(Records that describe figures)
== == ==
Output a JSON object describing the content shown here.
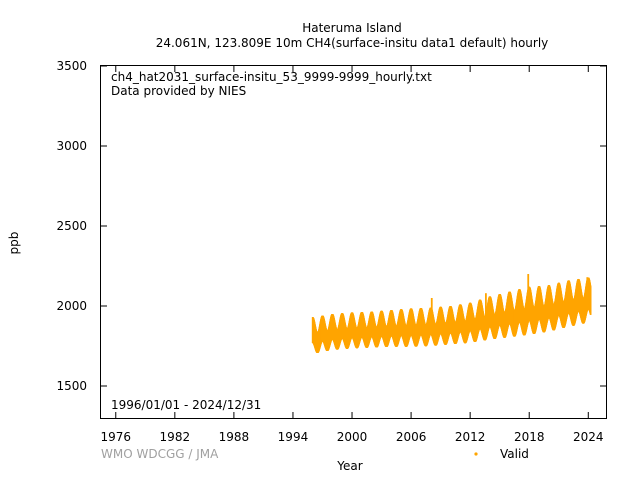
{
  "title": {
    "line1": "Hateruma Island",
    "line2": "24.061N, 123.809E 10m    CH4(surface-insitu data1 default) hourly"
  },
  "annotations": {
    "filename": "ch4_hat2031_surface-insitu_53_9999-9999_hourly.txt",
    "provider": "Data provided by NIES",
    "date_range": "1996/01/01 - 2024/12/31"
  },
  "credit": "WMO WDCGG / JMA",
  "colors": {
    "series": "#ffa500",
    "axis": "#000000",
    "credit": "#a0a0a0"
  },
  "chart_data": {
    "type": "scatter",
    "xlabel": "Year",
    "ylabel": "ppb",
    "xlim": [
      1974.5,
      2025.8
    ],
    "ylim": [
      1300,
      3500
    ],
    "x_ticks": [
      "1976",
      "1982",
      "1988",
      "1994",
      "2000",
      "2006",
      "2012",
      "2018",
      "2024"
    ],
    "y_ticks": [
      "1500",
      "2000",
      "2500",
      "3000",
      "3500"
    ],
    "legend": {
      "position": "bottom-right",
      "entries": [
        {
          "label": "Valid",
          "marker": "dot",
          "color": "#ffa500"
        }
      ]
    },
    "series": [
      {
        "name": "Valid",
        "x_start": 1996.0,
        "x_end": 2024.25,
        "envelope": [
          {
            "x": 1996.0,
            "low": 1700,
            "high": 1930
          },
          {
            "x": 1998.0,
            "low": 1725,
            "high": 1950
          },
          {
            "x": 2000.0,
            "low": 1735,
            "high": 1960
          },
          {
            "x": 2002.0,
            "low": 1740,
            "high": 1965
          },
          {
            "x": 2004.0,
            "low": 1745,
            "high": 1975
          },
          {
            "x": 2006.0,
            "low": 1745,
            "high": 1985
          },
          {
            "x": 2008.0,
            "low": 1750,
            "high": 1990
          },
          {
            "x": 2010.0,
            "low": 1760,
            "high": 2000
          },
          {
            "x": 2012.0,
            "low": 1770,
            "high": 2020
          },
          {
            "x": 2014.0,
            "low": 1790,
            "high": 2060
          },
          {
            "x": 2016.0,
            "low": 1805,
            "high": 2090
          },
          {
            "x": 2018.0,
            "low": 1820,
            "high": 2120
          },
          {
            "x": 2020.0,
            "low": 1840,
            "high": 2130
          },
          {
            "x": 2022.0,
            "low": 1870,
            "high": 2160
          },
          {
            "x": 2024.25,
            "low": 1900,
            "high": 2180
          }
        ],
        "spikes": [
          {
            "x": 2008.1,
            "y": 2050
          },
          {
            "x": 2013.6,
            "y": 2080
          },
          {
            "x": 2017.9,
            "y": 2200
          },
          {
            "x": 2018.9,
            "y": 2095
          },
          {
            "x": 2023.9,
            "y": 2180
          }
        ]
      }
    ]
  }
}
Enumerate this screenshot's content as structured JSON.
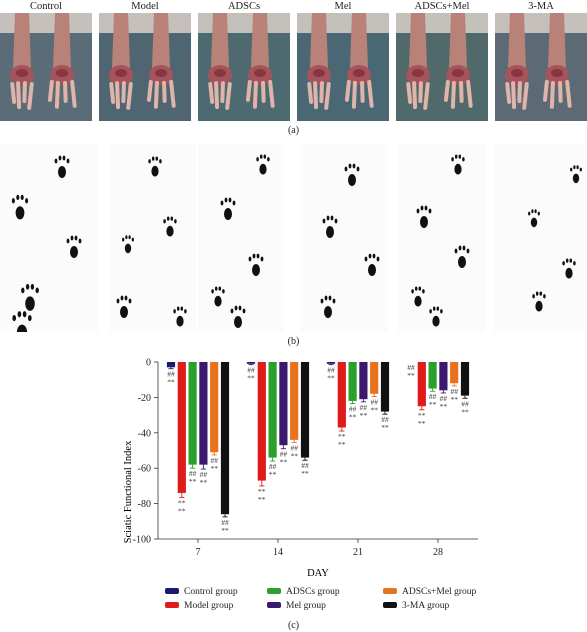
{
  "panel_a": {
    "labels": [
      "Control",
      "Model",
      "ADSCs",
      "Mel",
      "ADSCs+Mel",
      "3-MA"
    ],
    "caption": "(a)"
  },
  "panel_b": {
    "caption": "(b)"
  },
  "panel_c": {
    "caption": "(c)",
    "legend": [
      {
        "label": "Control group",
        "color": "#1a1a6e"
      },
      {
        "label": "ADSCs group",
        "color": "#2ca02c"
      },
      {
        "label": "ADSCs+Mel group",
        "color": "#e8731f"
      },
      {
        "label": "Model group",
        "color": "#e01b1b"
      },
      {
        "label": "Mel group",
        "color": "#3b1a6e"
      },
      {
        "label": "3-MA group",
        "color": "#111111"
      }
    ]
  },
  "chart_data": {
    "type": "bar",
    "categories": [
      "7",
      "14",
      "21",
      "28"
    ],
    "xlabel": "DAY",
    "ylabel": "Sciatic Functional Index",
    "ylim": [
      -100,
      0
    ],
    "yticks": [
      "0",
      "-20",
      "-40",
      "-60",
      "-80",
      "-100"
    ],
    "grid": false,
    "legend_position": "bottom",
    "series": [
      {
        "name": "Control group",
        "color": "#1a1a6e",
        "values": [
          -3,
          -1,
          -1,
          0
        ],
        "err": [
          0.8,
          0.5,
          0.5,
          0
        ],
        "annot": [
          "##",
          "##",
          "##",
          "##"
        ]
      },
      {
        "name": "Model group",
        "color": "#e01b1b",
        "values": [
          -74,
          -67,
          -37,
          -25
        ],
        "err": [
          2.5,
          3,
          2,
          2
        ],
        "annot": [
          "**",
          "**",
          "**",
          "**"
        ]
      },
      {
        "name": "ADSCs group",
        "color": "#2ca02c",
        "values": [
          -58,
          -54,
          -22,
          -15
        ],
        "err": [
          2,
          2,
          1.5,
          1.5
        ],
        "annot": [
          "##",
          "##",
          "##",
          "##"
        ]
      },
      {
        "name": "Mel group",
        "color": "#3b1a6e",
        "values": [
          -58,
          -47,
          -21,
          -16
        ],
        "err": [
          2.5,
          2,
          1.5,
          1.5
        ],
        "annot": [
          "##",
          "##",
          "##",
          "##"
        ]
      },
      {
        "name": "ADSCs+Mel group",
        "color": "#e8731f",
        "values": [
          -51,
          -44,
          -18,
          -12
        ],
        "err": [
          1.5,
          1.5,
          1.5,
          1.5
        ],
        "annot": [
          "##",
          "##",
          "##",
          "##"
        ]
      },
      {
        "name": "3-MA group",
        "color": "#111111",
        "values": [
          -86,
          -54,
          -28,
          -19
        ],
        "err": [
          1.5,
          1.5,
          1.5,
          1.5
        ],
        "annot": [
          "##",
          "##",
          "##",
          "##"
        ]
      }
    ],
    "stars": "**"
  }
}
== == ==
WHAT THE TASK REQUIRES –
Each entry shown above must be quoted exactly, with its pictures left out.

WRITTEN ANSWER –
Output a JSON object describing the content shown here.
{
  "title": {
    "line1": "Hateruma Island",
    "line2": "24.061N, 123.809E 10m    CH4(surface-insitu data1 default) hourly"
  },
  "annotations": {
    "filename": "ch4_hat2031_surface-insitu_53_9999-9999_hourly.txt",
    "provider": "Data provided by NIES",
    "date_range": "1996/01/01 - 2024/12/31"
  },
  "credit": "WMO WDCGG / JMA",
  "colors": {
    "series": "#ffa500",
    "axis": "#000000",
    "credit": "#a0a0a0"
  },
  "chart_data": {
    "type": "scatter",
    "xlabel": "Year",
    "ylabel": "ppb",
    "xlim": [
      1974.5,
      2025.8
    ],
    "ylim": [
      1300,
      3500
    ],
    "x_ticks": [
      "1976",
      "1982",
      "1988",
      "1994",
      "2000",
      "2006",
      "2012",
      "2018",
      "2024"
    ],
    "y_ticks": [
      "1500",
      "2000",
      "2500",
      "3000",
      "3500"
    ],
    "legend": {
      "position": "bottom-right",
      "entries": [
        {
          "label": "Valid",
          "marker": "dot",
          "color": "#ffa500"
        }
      ]
    },
    "series": [
      {
        "name": "Valid",
        "x_start": 1996.0,
        "x_end": 2024.25,
        "envelope": [
          {
            "x": 1996.0,
            "low": 1700,
            "high": 1930
          },
          {
            "x": 1998.0,
            "low": 1725,
            "high": 1950
          },
          {
            "x": 2000.0,
            "low": 1735,
            "high": 1960
          },
          {
            "x": 2002.0,
            "low": 1740,
            "high": 1965
          },
          {
            "x": 2004.0,
            "low": 1745,
            "high": 1975
          },
          {
            "x": 2006.0,
            "low": 1745,
            "high": 1985
          },
          {
            "x": 2008.0,
            "low": 1750,
            "high": 1990
          },
          {
            "x": 2010.0,
            "low": 1760,
            "high": 2000
          },
          {
            "x": 2012.0,
            "low": 1770,
            "high": 2020
          },
          {
            "x": 2014.0,
            "low": 1790,
            "high": 2060
          },
          {
            "x": 2016.0,
            "low": 1805,
            "high": 2090
          },
          {
            "x": 2018.0,
            "low": 1820,
            "high": 2120
          },
          {
            "x": 2020.0,
            "low": 1840,
            "high": 2130
          },
          {
            "x": 2022.0,
            "low": 1870,
            "high": 2160
          },
          {
            "x": 2024.25,
            "low": 1900,
            "high": 2180
          }
        ],
        "spikes": [
          {
            "x": 2008.1,
            "y": 2050
          },
          {
            "x": 2013.6,
            "y": 2080
          },
          {
            "x": 2017.9,
            "y": 2200
          },
          {
            "x": 2018.9,
            "y": 2095
          },
          {
            "x": 2023.9,
            "y": 2180
          }
        ]
      }
    ]
  }
}
Enumerate this screenshot's content as structured JSON.
{
  "panel_a": {
    "labels": [
      "Control",
      "Model",
      "ADSCs",
      "Mel",
      "ADSCs+Mel",
      "3-MA"
    ],
    "caption": "(a)"
  },
  "panel_b": {
    "caption": "(b)"
  },
  "panel_c": {
    "caption": "(c)",
    "legend": [
      {
        "label": "Control group",
        "color": "#1a1a6e"
      },
      {
        "label": "ADSCs group",
        "color": "#2ca02c"
      },
      {
        "label": "ADSCs+Mel group",
        "color": "#e8731f"
      },
      {
        "label": "Model group",
        "color": "#e01b1b"
      },
      {
        "label": "Mel group",
        "color": "#3b1a6e"
      },
      {
        "label": "3-MA group",
        "color": "#111111"
      }
    ]
  },
  "chart_data": {
    "type": "bar",
    "categories": [
      "7",
      "14",
      "21",
      "28"
    ],
    "xlabel": "DAY",
    "ylabel": "Sciatic Functional Index",
    "ylim": [
      -100,
      0
    ],
    "yticks": [
      "0",
      "-20",
      "-40",
      "-60",
      "-80",
      "-100"
    ],
    "grid": false,
    "legend_position": "bottom",
    "series": [
      {
        "name": "Control group",
        "color": "#1a1a6e",
        "values": [
          -3,
          -1,
          -1,
          0
        ],
        "err": [
          0.8,
          0.5,
          0.5,
          0
        ],
        "annot": [
          "##",
          "##",
          "##",
          "##"
        ]
      },
      {
        "name": "Model group",
        "color": "#e01b1b",
        "values": [
          -74,
          -67,
          -37,
          -25
        ],
        "err": [
          2.5,
          3,
          2,
          2
        ],
        "annot": [
          "**",
          "**",
          "**",
          "**"
        ]
      },
      {
        "name": "ADSCs group",
        "color": "#2ca02c",
        "values": [
          -58,
          -54,
          -22,
          -15
        ],
        "err": [
          2,
          2,
          1.5,
          1.5
        ],
        "annot": [
          "##",
          "##",
          "##",
          "##"
        ]
      },
      {
        "name": "Mel group",
        "color": "#3b1a6e",
        "values": [
          -58,
          -47,
          -21,
          -16
        ],
        "err": [
          2.5,
          2,
          1.5,
          1.5
        ],
        "annot": [
          "##",
          "##",
          "##",
          "##"
        ]
      },
      {
        "name": "ADSCs+Mel group",
        "color": "#e8731f",
        "values": [
          -51,
          -44,
          -18,
          -12
        ],
        "err": [
          1.5,
          1.5,
          1.5,
          1.5
        ],
        "annot": [
          "##",
          "##",
          "##",
          "##"
        ]
      },
      {
        "name": "3-MA group",
        "color": "#111111",
        "values": [
          -86,
          -54,
          -28,
          -19
        ],
        "err": [
          1.5,
          1.5,
          1.5,
          1.5
        ],
        "annot": [
          "##",
          "##",
          "##",
          "##"
        ]
      }
    ],
    "stars": "**"
  }
}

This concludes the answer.